OBJECTIVE:
State how many lines of the entries include the string "project", please, leaving out everything but the number.

DATA EXTRACT:
----

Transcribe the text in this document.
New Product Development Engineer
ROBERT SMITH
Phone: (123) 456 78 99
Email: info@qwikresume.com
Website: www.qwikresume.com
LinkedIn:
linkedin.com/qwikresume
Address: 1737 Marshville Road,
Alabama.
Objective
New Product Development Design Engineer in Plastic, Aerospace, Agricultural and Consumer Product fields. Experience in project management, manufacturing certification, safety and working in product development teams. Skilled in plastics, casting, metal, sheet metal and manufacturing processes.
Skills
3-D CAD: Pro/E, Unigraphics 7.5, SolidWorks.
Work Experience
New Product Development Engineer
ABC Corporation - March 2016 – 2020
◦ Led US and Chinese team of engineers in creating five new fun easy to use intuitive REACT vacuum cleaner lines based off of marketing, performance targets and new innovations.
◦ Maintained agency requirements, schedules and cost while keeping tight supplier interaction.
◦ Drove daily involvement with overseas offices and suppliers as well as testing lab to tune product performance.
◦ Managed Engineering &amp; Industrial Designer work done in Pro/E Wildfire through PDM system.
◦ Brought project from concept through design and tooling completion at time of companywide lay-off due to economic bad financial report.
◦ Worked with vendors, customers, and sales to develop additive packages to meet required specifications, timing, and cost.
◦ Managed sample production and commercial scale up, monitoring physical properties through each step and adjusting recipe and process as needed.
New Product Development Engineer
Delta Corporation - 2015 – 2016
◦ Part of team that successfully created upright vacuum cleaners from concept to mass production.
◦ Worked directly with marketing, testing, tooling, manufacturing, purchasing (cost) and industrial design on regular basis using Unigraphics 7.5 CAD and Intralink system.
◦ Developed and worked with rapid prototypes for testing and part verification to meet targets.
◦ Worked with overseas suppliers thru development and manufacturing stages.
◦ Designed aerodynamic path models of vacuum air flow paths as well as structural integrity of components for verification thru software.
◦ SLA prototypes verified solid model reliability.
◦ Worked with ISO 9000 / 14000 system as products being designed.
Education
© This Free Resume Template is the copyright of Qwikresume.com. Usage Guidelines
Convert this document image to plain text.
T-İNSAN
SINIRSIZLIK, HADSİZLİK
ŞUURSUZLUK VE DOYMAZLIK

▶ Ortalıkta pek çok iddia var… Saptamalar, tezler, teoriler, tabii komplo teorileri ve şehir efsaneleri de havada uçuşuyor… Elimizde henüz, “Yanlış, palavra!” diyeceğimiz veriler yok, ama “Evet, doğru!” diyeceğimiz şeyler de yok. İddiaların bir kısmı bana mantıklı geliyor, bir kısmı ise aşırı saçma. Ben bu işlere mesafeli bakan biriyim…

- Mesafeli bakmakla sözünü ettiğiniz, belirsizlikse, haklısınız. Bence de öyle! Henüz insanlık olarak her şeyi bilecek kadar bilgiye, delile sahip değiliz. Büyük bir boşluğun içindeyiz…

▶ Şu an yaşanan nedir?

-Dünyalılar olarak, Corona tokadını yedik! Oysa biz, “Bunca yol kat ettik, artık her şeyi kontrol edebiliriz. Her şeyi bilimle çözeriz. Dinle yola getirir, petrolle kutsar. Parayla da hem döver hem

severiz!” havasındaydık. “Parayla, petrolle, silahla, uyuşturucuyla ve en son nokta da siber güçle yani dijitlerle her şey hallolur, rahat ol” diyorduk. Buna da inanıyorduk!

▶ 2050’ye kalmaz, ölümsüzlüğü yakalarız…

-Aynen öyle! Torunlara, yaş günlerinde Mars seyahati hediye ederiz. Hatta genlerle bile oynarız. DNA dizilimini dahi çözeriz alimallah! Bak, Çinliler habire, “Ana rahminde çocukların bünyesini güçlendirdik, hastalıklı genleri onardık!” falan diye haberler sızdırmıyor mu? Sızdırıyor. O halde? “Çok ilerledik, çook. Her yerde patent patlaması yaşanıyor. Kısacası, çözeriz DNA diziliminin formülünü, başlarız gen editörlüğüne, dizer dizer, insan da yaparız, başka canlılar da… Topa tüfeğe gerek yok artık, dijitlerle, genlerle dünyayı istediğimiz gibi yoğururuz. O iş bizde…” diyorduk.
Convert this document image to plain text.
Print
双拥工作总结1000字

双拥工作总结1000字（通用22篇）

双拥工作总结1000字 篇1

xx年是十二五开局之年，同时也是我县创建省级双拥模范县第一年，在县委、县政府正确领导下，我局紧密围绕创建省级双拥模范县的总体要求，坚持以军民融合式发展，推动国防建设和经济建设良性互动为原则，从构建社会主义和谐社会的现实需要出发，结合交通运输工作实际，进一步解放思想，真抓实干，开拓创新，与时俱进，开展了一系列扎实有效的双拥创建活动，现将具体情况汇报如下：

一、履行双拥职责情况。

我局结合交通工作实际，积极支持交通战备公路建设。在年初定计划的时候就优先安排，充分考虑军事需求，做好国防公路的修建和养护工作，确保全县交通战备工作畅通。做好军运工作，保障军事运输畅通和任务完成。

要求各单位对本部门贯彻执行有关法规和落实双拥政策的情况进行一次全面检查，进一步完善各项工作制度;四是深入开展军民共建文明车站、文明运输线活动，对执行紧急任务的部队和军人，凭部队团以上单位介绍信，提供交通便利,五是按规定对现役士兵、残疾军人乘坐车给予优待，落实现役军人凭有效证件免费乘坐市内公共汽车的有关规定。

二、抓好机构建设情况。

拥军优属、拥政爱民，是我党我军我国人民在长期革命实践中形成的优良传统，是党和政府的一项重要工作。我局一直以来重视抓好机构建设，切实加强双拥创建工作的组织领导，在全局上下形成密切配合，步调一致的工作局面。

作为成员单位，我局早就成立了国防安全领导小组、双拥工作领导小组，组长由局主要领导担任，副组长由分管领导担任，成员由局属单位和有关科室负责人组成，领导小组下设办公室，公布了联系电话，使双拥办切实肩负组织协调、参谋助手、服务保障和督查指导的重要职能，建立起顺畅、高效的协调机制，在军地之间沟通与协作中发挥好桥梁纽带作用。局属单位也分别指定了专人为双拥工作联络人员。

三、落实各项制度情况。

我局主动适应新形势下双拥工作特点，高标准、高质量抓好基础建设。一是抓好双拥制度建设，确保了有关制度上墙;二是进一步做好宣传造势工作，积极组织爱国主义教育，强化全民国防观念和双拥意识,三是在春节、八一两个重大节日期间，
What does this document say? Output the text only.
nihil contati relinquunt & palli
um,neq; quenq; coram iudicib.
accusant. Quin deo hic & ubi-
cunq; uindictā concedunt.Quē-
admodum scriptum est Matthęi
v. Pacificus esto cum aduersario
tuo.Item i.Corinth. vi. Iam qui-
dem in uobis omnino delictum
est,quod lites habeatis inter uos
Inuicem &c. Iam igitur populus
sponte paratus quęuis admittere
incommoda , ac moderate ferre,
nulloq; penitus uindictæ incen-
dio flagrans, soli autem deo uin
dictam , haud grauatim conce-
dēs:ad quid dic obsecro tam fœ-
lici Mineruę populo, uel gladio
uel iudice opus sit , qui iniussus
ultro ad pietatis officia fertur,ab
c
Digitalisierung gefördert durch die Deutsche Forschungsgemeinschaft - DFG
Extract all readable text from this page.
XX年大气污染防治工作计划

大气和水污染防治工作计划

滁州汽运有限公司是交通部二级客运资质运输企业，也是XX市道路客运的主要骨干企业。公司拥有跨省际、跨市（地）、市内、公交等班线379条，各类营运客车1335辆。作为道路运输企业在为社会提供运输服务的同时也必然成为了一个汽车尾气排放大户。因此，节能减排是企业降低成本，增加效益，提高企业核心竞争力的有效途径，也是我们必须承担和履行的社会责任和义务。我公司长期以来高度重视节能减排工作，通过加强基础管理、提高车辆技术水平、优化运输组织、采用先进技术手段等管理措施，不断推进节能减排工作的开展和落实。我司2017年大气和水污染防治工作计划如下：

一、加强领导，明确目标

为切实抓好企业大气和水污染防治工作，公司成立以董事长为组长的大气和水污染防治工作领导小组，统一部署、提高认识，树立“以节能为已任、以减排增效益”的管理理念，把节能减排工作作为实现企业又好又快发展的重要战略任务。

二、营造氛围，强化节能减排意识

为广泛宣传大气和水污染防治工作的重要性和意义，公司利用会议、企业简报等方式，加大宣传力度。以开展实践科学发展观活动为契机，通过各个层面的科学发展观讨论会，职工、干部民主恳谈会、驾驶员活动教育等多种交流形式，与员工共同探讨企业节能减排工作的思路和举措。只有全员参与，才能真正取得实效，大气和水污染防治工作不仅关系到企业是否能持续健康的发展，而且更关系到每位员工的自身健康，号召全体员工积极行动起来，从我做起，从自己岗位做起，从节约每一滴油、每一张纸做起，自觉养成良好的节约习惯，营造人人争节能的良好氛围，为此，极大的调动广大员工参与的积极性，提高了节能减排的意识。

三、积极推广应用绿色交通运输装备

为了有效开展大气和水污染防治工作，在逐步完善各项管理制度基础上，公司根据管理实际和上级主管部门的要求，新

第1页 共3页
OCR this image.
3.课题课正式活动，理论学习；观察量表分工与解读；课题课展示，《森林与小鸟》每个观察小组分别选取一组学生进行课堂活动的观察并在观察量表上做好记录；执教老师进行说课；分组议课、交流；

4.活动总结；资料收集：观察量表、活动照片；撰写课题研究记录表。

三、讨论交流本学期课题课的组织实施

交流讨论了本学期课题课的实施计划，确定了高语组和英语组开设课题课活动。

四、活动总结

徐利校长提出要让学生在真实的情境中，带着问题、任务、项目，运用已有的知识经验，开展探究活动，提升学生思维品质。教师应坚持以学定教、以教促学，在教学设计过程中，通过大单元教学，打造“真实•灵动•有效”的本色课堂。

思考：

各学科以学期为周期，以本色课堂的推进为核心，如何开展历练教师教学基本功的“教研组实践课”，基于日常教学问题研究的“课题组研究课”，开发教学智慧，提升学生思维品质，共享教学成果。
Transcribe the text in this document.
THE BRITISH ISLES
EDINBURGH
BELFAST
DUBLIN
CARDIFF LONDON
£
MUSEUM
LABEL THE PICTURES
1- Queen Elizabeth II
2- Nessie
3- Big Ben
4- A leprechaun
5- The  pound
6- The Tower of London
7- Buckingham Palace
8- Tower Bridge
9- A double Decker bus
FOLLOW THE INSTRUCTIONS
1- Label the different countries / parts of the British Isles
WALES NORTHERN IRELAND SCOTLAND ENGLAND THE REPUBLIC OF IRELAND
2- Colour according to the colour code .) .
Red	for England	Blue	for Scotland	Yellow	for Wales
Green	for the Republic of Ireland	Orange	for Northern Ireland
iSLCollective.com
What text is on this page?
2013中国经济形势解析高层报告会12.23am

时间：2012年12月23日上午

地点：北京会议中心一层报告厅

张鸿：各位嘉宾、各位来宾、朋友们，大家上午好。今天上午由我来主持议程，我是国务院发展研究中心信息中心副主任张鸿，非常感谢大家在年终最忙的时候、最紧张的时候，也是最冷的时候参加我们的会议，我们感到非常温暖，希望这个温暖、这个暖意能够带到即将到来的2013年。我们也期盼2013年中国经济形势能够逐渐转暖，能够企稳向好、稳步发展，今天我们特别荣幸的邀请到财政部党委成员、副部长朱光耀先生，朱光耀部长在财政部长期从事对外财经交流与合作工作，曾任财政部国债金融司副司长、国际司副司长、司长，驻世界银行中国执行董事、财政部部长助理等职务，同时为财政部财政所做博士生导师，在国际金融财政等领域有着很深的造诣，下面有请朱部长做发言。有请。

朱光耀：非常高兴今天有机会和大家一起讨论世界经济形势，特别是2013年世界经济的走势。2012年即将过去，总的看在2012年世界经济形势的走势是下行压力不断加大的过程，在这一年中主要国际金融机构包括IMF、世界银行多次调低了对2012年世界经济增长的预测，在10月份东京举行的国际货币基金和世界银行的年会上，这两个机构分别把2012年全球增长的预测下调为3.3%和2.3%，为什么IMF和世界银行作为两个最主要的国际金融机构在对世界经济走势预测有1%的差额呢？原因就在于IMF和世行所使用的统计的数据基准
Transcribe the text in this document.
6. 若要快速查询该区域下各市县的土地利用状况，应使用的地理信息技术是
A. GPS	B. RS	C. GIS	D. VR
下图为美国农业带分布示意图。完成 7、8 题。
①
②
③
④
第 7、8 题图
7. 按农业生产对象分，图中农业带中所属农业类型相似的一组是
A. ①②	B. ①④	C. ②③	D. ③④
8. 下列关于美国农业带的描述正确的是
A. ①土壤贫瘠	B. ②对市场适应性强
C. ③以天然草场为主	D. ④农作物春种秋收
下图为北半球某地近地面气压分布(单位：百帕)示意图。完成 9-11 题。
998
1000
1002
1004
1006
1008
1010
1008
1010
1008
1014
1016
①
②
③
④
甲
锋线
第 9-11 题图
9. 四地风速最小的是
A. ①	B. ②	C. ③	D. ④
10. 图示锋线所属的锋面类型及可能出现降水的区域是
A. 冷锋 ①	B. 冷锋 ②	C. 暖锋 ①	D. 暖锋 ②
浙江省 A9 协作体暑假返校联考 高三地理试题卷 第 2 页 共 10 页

----

FULL SOLUTION:
2